(Task goal): Each line below either holds the string "Umgebungshelligkeit" or doesn't. Count those that do and give only the number.
┌──
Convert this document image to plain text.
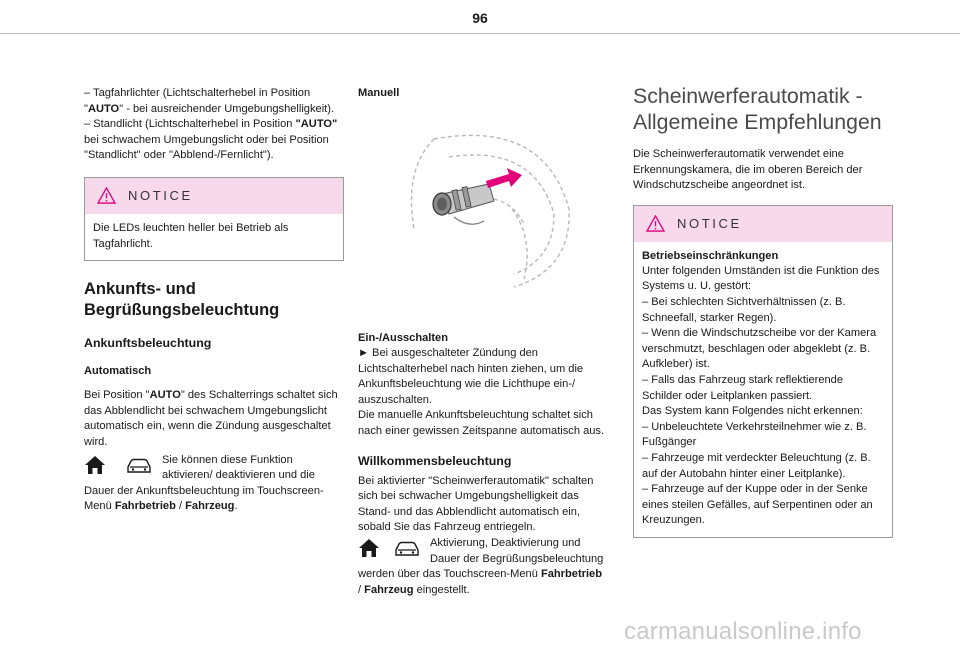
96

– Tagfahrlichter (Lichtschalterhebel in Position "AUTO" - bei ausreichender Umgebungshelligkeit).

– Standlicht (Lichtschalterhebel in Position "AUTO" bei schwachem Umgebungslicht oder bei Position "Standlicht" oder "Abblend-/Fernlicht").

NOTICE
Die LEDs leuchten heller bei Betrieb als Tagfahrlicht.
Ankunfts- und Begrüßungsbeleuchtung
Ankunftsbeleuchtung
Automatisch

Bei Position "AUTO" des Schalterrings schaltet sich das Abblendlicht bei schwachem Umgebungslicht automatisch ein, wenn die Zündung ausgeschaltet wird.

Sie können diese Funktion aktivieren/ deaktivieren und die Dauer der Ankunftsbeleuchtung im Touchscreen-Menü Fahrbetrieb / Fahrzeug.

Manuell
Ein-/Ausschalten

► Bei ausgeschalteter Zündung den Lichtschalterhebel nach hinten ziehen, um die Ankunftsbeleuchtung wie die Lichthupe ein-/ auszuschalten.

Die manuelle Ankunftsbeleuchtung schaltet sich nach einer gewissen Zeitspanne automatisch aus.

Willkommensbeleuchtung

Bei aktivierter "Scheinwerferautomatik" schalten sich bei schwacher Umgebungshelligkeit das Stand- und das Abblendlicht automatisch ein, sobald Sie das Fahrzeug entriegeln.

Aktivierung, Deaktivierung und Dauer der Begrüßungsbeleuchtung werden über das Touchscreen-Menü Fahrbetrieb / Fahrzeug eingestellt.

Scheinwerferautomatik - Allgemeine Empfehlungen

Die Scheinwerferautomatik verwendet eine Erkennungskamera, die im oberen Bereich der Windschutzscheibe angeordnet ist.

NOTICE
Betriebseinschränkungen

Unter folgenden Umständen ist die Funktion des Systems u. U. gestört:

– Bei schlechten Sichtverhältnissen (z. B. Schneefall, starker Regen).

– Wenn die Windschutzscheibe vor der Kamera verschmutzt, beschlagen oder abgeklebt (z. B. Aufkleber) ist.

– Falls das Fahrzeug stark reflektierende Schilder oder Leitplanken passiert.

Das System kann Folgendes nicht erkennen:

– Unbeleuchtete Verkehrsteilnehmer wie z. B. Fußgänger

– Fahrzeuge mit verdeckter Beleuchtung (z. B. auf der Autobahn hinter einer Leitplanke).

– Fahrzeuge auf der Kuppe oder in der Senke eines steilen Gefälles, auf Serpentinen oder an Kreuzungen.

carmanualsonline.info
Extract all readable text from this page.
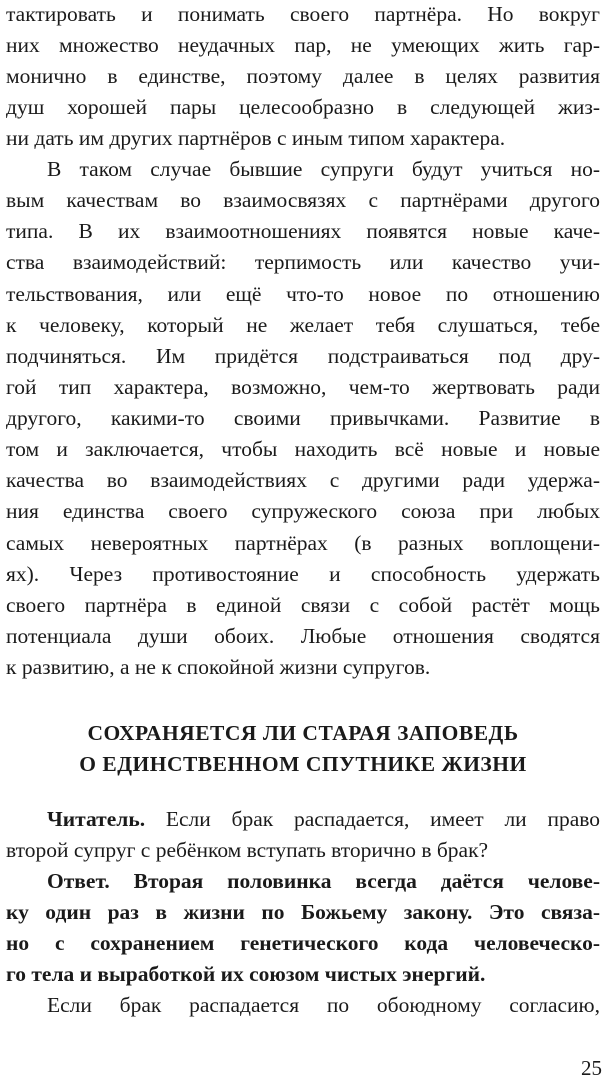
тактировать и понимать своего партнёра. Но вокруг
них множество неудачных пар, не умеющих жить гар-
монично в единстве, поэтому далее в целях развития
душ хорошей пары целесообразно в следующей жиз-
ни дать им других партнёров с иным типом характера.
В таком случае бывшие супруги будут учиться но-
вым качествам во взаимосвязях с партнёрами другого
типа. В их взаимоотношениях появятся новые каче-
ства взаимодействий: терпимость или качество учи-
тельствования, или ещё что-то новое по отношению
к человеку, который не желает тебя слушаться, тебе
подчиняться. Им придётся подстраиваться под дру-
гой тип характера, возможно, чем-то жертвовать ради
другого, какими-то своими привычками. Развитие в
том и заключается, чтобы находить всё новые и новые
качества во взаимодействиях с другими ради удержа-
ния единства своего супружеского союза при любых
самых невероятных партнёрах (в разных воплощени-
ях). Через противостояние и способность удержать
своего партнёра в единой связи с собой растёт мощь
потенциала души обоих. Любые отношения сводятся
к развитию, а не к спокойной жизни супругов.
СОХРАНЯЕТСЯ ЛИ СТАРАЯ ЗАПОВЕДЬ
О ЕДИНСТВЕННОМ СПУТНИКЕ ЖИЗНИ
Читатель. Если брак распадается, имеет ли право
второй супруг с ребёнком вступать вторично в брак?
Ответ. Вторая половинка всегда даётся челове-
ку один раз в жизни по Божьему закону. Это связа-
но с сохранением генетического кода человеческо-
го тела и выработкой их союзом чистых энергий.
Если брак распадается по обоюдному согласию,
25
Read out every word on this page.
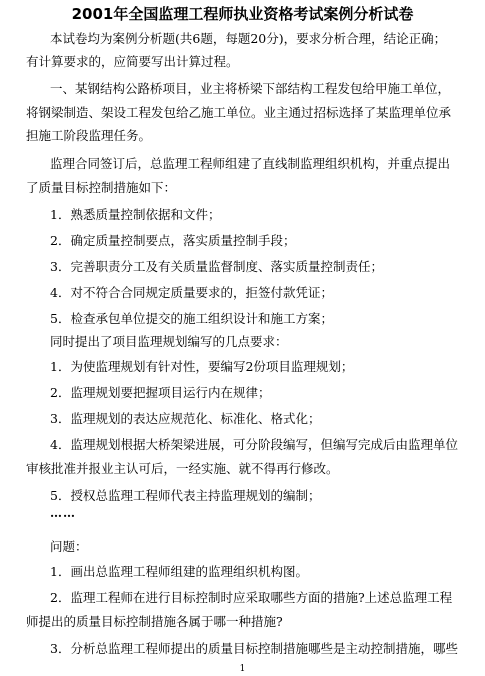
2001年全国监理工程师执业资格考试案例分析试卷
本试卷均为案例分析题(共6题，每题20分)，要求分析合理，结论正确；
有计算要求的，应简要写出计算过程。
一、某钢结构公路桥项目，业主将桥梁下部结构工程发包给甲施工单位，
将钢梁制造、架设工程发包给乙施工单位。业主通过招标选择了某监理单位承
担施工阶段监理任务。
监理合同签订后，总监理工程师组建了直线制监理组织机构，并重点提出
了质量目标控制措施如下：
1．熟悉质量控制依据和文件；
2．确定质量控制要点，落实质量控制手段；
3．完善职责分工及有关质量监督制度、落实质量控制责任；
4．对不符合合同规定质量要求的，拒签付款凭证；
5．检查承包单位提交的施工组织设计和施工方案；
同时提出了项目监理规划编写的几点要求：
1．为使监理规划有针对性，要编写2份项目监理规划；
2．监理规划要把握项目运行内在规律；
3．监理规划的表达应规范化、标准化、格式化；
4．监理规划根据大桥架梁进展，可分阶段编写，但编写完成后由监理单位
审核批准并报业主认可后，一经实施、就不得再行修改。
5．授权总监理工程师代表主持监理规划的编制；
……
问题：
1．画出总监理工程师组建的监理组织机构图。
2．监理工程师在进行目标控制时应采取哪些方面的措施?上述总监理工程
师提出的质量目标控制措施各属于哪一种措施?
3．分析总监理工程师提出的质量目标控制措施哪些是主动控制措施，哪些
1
└──
┌──
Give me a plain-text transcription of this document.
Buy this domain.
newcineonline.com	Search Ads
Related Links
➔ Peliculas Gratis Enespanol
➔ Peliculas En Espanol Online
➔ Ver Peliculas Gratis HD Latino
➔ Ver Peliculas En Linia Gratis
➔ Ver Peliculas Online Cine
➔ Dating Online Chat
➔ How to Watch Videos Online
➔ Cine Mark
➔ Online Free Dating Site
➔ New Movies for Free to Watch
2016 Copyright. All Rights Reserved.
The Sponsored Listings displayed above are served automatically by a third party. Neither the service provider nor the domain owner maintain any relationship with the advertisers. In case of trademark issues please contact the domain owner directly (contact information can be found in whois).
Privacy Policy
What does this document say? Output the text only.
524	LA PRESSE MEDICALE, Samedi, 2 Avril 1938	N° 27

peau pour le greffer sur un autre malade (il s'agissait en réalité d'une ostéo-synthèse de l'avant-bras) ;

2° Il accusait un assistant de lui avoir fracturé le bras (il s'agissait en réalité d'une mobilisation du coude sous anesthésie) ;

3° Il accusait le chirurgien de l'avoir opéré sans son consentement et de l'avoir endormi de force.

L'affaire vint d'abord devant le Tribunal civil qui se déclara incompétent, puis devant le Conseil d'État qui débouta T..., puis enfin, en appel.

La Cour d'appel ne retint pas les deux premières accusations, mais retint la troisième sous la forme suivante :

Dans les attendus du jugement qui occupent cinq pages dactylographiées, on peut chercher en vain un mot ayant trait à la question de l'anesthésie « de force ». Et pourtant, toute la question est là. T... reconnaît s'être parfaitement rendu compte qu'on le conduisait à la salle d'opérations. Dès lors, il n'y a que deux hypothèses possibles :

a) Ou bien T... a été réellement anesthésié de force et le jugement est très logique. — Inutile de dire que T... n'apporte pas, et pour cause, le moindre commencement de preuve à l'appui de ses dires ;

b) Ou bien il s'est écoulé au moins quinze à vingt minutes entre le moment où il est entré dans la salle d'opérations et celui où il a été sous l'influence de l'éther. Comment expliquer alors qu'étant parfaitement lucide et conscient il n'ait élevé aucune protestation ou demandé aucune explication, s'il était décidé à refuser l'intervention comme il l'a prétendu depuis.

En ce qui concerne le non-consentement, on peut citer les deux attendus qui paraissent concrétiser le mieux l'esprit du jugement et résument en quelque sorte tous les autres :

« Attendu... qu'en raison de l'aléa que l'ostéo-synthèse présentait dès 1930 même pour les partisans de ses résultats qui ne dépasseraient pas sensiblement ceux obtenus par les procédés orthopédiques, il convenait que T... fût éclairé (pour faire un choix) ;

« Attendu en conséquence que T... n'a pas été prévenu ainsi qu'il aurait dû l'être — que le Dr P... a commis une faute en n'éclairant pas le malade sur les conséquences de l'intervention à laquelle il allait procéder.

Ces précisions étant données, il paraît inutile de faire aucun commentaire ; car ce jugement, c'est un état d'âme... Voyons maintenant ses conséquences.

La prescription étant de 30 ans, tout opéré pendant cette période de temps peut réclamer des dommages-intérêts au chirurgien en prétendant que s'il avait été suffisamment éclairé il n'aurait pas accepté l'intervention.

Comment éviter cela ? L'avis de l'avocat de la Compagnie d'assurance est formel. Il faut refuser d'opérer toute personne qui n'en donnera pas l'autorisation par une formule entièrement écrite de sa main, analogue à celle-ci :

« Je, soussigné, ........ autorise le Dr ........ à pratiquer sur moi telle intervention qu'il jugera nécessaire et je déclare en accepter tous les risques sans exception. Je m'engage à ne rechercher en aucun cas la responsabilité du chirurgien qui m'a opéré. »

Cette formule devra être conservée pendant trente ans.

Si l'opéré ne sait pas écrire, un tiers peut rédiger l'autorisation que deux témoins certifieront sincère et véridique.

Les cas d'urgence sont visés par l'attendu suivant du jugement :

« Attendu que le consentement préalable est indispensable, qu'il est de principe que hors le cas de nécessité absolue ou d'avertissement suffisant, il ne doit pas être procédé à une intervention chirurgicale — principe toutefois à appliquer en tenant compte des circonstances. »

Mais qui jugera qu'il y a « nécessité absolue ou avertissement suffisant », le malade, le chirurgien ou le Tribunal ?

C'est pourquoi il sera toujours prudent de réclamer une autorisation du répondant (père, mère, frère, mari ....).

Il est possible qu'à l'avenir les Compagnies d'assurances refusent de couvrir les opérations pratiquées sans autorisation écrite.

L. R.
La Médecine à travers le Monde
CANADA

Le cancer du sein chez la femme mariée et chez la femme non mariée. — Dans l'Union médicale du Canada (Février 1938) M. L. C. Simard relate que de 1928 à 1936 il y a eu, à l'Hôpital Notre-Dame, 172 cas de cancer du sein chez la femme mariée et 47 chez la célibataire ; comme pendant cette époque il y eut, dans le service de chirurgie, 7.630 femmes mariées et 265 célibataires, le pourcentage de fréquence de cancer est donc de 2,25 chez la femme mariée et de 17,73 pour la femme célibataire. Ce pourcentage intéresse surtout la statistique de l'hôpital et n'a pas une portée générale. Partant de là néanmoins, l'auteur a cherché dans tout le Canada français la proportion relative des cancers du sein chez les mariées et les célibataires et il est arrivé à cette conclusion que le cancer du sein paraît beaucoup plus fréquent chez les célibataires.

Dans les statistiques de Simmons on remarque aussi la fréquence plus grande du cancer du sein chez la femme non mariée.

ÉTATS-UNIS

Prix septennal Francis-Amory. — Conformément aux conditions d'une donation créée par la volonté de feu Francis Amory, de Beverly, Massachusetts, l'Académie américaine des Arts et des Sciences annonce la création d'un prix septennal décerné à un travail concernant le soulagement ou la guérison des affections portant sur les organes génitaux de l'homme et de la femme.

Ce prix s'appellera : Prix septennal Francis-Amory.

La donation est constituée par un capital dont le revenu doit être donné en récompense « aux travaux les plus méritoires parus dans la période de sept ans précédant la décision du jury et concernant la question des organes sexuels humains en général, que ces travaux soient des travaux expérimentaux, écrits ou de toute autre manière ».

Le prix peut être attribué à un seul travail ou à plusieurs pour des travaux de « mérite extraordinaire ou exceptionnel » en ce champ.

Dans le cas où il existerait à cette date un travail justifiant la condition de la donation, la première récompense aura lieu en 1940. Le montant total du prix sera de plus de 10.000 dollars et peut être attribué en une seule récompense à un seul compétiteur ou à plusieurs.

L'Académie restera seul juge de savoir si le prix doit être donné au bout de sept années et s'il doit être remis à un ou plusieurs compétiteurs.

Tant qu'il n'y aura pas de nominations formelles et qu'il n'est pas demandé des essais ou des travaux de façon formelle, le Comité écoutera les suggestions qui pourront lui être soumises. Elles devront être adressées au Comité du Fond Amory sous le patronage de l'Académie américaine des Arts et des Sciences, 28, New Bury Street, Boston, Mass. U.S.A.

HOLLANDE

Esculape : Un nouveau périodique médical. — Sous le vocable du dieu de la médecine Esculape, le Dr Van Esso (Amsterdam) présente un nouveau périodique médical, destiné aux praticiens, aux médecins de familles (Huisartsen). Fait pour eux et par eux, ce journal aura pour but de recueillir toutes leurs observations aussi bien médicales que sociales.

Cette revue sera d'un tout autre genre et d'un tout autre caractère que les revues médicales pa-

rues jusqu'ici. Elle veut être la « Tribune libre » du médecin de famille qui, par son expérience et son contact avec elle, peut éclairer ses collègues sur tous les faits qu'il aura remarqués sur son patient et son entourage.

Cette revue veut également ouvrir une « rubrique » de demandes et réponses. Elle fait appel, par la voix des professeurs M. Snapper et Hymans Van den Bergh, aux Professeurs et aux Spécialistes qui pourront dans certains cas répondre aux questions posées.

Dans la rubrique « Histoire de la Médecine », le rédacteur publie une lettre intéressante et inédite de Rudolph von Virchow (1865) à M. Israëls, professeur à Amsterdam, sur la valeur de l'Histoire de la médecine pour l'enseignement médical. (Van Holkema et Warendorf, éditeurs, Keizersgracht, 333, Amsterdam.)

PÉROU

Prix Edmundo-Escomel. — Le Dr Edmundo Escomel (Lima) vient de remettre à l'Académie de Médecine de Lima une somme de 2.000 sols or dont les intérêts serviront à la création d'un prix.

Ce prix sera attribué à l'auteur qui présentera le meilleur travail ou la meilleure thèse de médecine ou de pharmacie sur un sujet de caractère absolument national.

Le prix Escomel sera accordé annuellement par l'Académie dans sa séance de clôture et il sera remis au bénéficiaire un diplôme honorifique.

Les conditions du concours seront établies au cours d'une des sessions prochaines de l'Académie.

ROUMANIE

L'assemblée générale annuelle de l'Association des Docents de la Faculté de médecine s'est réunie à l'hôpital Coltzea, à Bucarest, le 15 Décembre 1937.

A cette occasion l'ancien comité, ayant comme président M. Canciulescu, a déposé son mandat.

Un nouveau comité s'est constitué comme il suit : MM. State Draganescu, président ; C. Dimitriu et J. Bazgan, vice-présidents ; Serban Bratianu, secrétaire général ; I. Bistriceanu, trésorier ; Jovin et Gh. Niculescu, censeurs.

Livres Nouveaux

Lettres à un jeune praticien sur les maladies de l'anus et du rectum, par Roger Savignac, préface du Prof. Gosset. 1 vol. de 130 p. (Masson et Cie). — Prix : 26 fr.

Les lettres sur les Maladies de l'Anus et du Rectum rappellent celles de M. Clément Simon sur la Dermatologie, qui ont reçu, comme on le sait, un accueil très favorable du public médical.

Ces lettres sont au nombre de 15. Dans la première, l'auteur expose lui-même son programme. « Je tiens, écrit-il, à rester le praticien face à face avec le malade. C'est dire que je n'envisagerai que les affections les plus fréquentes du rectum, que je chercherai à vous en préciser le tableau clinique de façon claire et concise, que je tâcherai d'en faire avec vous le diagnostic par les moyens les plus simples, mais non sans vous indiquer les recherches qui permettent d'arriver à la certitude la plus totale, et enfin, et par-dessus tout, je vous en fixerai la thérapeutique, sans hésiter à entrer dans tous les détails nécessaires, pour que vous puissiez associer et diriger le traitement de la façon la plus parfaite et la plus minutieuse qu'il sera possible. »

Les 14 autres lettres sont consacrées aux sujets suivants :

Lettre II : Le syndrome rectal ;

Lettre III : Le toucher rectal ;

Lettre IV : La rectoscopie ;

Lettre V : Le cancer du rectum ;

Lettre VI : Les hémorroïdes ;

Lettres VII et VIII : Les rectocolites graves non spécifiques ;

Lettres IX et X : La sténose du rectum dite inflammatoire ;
└──
┌──
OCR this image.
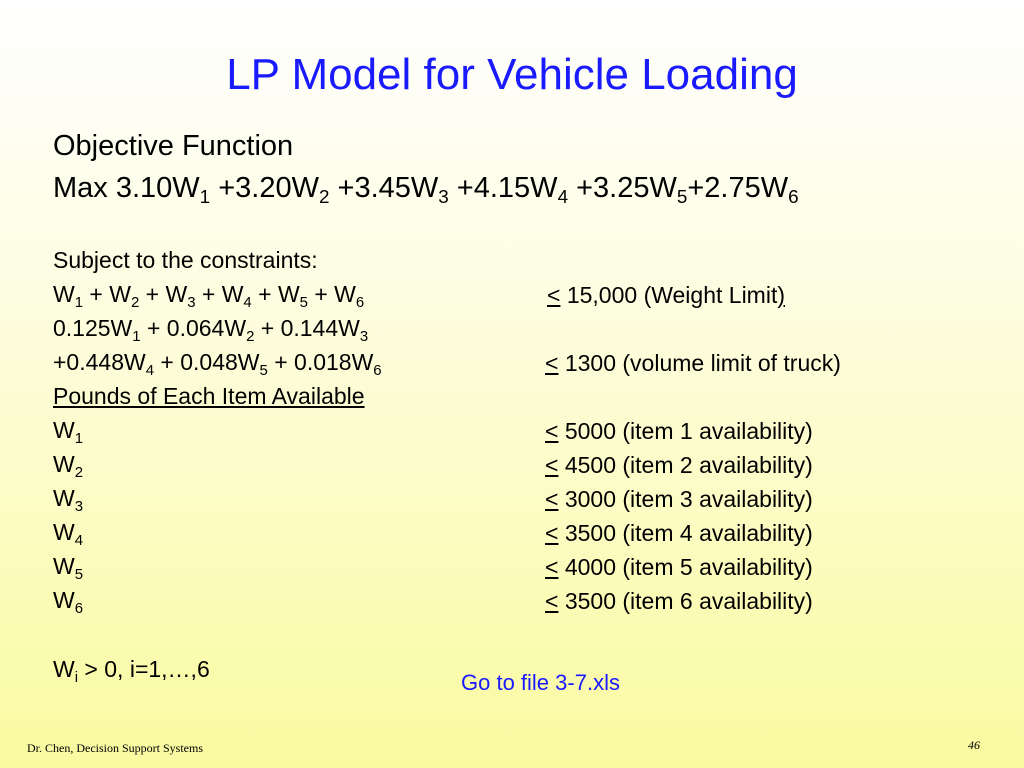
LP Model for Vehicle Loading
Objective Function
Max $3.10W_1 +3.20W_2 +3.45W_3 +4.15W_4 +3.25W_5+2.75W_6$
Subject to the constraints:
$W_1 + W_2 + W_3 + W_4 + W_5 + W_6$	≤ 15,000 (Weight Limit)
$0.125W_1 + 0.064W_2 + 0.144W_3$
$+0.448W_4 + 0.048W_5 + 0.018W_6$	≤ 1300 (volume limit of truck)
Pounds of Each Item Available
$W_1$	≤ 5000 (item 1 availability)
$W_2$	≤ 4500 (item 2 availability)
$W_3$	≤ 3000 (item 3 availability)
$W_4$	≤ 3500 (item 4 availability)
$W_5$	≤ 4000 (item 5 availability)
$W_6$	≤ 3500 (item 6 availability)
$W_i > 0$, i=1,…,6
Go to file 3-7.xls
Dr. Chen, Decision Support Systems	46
└──
(Problem solution): 2